Written exercise.
Here are some records. Copy each one exactly.

**** Exercise materials ****

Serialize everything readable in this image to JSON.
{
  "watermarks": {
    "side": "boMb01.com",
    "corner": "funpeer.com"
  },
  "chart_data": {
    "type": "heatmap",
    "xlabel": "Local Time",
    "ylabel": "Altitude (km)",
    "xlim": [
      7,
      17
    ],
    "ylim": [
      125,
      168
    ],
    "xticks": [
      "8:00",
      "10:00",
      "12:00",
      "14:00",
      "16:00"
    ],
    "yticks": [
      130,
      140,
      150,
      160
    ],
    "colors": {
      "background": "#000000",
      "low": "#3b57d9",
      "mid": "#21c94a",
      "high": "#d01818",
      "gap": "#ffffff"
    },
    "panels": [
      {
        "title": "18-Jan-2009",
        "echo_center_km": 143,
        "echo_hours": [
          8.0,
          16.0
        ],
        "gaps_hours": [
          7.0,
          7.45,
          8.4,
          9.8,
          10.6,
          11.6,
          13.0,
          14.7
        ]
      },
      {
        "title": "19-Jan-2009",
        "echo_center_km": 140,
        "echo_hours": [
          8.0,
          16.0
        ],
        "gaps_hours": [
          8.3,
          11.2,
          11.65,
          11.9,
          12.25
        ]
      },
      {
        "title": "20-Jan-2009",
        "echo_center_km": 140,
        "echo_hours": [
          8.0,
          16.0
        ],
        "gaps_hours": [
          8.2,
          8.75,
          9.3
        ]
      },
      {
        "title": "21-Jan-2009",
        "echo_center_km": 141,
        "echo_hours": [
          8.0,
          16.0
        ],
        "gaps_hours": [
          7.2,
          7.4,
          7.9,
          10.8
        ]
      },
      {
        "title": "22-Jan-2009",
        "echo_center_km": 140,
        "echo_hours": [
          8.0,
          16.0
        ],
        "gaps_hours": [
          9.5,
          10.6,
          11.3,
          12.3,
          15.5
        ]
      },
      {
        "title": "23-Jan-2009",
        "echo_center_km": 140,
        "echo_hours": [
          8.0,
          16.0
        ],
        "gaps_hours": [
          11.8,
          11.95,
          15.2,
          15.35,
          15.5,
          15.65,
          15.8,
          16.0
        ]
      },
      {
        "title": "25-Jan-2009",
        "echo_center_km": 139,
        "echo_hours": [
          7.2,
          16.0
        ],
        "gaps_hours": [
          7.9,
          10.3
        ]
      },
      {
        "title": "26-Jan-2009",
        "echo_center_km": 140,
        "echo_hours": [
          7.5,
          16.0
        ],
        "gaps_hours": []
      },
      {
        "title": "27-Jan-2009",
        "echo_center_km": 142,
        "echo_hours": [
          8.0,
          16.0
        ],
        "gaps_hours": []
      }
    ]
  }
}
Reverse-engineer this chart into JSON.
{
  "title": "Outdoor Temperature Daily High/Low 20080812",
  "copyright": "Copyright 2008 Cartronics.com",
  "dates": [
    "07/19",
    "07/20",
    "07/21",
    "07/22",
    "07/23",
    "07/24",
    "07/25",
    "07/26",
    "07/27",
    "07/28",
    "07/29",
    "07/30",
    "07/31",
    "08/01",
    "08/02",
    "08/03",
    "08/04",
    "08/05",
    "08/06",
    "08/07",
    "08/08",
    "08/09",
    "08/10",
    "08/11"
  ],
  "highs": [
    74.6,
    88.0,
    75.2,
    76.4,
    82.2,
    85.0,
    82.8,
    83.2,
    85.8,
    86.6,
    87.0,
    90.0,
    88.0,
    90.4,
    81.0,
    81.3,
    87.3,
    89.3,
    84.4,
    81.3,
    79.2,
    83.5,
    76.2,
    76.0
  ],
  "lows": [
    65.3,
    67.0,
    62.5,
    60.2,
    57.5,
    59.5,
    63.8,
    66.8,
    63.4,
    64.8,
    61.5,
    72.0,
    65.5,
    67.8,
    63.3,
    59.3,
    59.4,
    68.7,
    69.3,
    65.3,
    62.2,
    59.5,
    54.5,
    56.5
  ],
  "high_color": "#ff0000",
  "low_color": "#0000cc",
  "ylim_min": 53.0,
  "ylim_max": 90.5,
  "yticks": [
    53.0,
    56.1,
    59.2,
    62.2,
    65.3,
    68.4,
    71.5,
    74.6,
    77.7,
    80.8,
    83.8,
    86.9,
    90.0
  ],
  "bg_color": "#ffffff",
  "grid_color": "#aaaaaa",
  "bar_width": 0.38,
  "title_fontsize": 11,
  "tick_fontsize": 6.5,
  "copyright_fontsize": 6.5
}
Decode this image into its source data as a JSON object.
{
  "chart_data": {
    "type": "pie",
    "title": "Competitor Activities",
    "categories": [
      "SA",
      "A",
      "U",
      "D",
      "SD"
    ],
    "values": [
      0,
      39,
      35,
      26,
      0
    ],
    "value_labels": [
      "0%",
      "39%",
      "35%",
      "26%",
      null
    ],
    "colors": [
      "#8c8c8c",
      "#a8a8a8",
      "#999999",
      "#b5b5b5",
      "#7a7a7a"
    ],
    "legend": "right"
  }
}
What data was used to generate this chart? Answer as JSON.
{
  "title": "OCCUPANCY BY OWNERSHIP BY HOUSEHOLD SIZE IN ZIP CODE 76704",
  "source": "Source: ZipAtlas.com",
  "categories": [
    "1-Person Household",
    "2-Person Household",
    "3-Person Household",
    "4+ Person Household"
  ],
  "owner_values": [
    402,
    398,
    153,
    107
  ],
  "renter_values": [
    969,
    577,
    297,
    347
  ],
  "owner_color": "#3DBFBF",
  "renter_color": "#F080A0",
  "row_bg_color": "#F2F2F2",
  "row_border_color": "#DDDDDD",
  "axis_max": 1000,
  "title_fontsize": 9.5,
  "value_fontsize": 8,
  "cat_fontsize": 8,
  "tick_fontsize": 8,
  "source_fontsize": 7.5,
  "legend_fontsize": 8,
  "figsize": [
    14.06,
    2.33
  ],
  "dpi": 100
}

****

Complete response.
Serialize everything readable in this image to JSON.
{
  "watermarks": {
    "side": "boMb01.com",
    "corner": "funpeer.com"
  },
  "chart_data": {
    "type": "heatmap",
    "xlabel": "Local Time",
    "ylabel": "Altitude (km)",
    "xlim": [
      7,
      17
    ],
    "ylim": [
      125,
      168
    ],
    "xticks": [
      "8:00",
      "10:00",
      "12:00",
      "14:00",
      "16:00"
    ],
    "yticks": [
      130,
      140,
      150,
      160
    ],
    "colors": {
      "background": "#000000",
      "low": "#3b57d9",
      "mid": "#21c94a",
      "high": "#d01818",
      "gap": "#ffffff"
    },
    "panels": [
      {
        "title": "18-Jan-2009",
        "echo_center_km": 143,
        "echo_hours": [
          8.0,
          16.0
        ],
        "gaps_hours": [
          7.0,
          7.45,
          8.4,
          9.8,
          10.6,
          11.6,
          13.0,
          14.7
        ]
      },
      {
        "title": "19-Jan-2009",
        "echo_center_km": 140,
        "echo_hours": [
          8.0,
          16.0
        ],
        "gaps_hours": [
          8.3,
          11.2,
          11.65,
          11.9,
          12.25
        ]
      },
      {
        "title": "20-Jan-2009",
        "echo_center_km": 140,
        "echo_hours": [
          8.0,
          16.0
        ],
        "gaps_hours": [
          8.2,
          8.75,
          9.3
        ]
      },
      {
        "title": "21-Jan-2009",
        "echo_center_km": 141,
        "echo_hours": [
          8.0,
          16.0
        ],
        "gaps_hours": [
          7.2,
          7.4,
          7.9,
          10.8
        ]
      },
      {
        "title": "22-Jan-2009",
        "echo_center_km": 140,
        "echo_hours": [
          8.0,
          16.0
        ],
        "gaps_hours": [
          9.5,
          10.6,
          11.3,
          12.3,
          15.5
        ]
      },
      {
        "title": "23-Jan-2009",
        "echo_center_km": 140,
        "echo_hours": [
          8.0,
          16.0
        ],
        "gaps_hours": [
          11.8,
          11.95,
          15.2,
          15.35,
          15.5,
          15.65,
          15.8,
          16.0
        ]
      },
      {
        "title": "25-Jan-2009",
        "echo_center_km": 139,
        "echo_hours": [
          7.2,
          16.0
        ],
        "gaps_hours": [
          7.9,
          10.3
        ]
      },
      {
        "title": "26-Jan-2009",
        "echo_center_km": 140,
        "echo_hours": [
          7.5,
          16.0
        ],
        "gaps_hours": []
      },
      {
        "title": "27-Jan-2009",
        "echo_center_km": 142,
        "echo_hours": [
          8.0,
          16.0
        ],
        "gaps_hours": []
      }
    ]
  }
}
Reverse-engineer this chart into JSON.
{
  "title": "Outdoor Temperature Daily High/Low 20080812",
  "copyright": "Copyright 2008 Cartronics.com",
  "dates": [
    "07/19",
    "07/20",
    "07/21",
    "07/22",
    "07/23",
    "07/24",
    "07/25",
    "07/26",
    "07/27",
    "07/28",
    "07/29",
    "07/30",
    "07/31",
    "08/01",
    "08/02",
    "08/03",
    "08/04",
    "08/05",
    "08/06",
    "08/07",
    "08/08",
    "08/09",
    "08/10",
    "08/11"
  ],
  "highs": [
    74.6,
    88.0,
    75.2,
    76.4,
    82.2,
    85.0,
    82.8,
    83.2,
    85.8,
    86.6,
    87.0,
    90.0,
    88.0,
    90.4,
    81.0,
    81.3,
    87.3,
    89.3,
    84.4,
    81.3,
    79.2,
    83.5,
    76.2,
    76.0
  ],
  "lows": [
    65.3,
    67.0,
    62.5,
    60.2,
    57.5,
    59.5,
    63.8,
    66.8,
    63.4,
    64.8,
    61.5,
    72.0,
    65.5,
    67.8,
    63.3,
    59.3,
    59.4,
    68.7,
    69.3,
    65.3,
    62.2,
    59.5,
    54.5,
    56.5
  ],
  "high_color": "#ff0000",
  "low_color": "#0000cc",
  "ylim_min": 53.0,
  "ylim_max": 90.5,
  "yticks": [
    53.0,
    56.1,
    59.2,
    62.2,
    65.3,
    68.4,
    71.5,
    74.6,
    77.7,
    80.8,
    83.8,
    86.9,
    90.0
  ],
  "bg_color": "#ffffff",
  "grid_color": "#aaaaaa",
  "bar_width": 0.38,
  "title_fontsize": 11,
  "tick_fontsize": 6.5,
  "copyright_fontsize": 6.5
}
Decode this image into its source data as a JSON object.
{
  "chart_data": {
    "type": "pie",
    "title": "Competitor Activities",
    "categories": [
      "SA",
      "A",
      "U",
      "D",
      "SD"
    ],
    "values": [
      0,
      39,
      35,
      26,
      0
    ],
    "value_labels": [
      "0%",
      "39%",
      "35%",
      "26%",
      null
    ],
    "colors": [
      "#8c8c8c",
      "#a8a8a8",
      "#999999",
      "#b5b5b5",
      "#7a7a7a"
    ],
    "legend": "right"
  }
}
What data was used to generate this chart? Answer as JSON.
{
  "title": "OCCUPANCY BY OWNERSHIP BY HOUSEHOLD SIZE IN ZIP CODE 76704",
  "source": "Source: ZipAtlas.com",
  "categories": [
    "1-Person Household",
    "2-Person Household",
    "3-Person Household",
    "4+ Person Household"
  ],
  "owner_values": [
    402,
    398,
    153,
    107
  ],
  "renter_values": [
    969,
    577,
    297,
    347
  ],
  "owner_color": "#3DBFBF",
  "renter_color": "#F080A0",
  "row_bg_color": "#F2F2F2",
  "row_border_color": "#DDDDDD",
  "axis_max": 1000,
  "title_fontsize": 9.5,
  "value_fontsize": 8,
  "cat_fontsize": 8,
  "tick_fontsize": 8,
  "source_fontsize": 7.5,
  "legend_fontsize": 8,
  "figsize": [
    14.06,
    2.33
  ],
  "dpi": 100
}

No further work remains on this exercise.